**What you have to do:**
Read through the records below and copy each line that uses the word "Spend".

**Information supplied:**
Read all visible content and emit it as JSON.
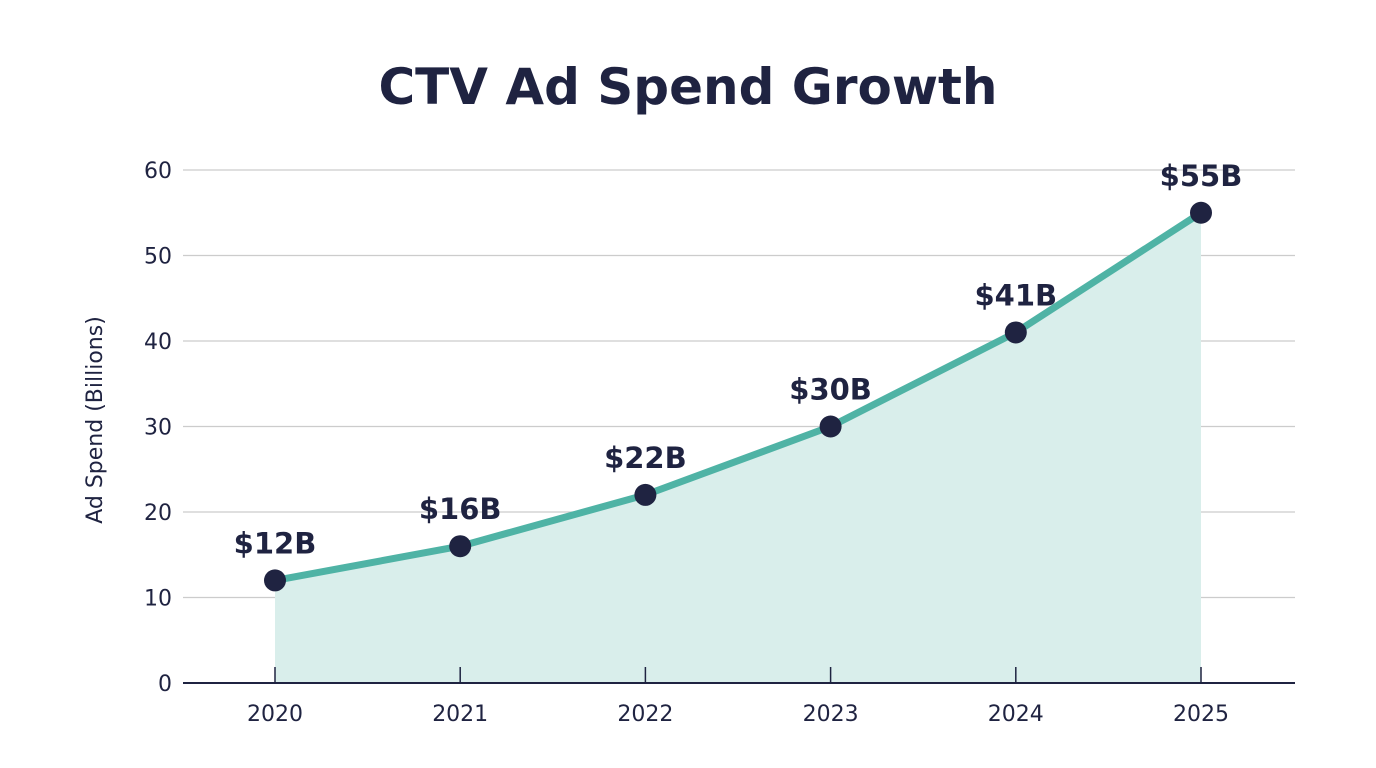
{
  "chart_data": {
    "type": "area",
    "title": "CTV Ad Spend Growth",
    "xlabel": "",
    "ylabel": "Ad Spend (Billions)",
    "categories": [
      "2020",
      "2021",
      "2022",
      "2023",
      "2024",
      "2025"
    ],
    "values": [
      12,
      16,
      22,
      30,
      41,
      55
    ],
    "data_labels": [
      "$12B",
      "$16B",
      "$22B",
      "$30B",
      "$41B",
      "$55B"
    ],
    "ylim": [
      0,
      60
    ],
    "yticks": [
      0,
      10,
      20,
      30,
      40,
      50,
      60
    ],
    "grid": true,
    "legend": "none",
    "colors": {
      "line": "#4fb3a5",
      "fill": "#d9eeeb",
      "marker": "#1f2341",
      "text": "#1f2341",
      "grid": "#cccccc"
    }
  }
}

**Result of the task:**
    "title": "CTV Ad Spend Growth",
    "ylabel": "Ad Spend (Billions)",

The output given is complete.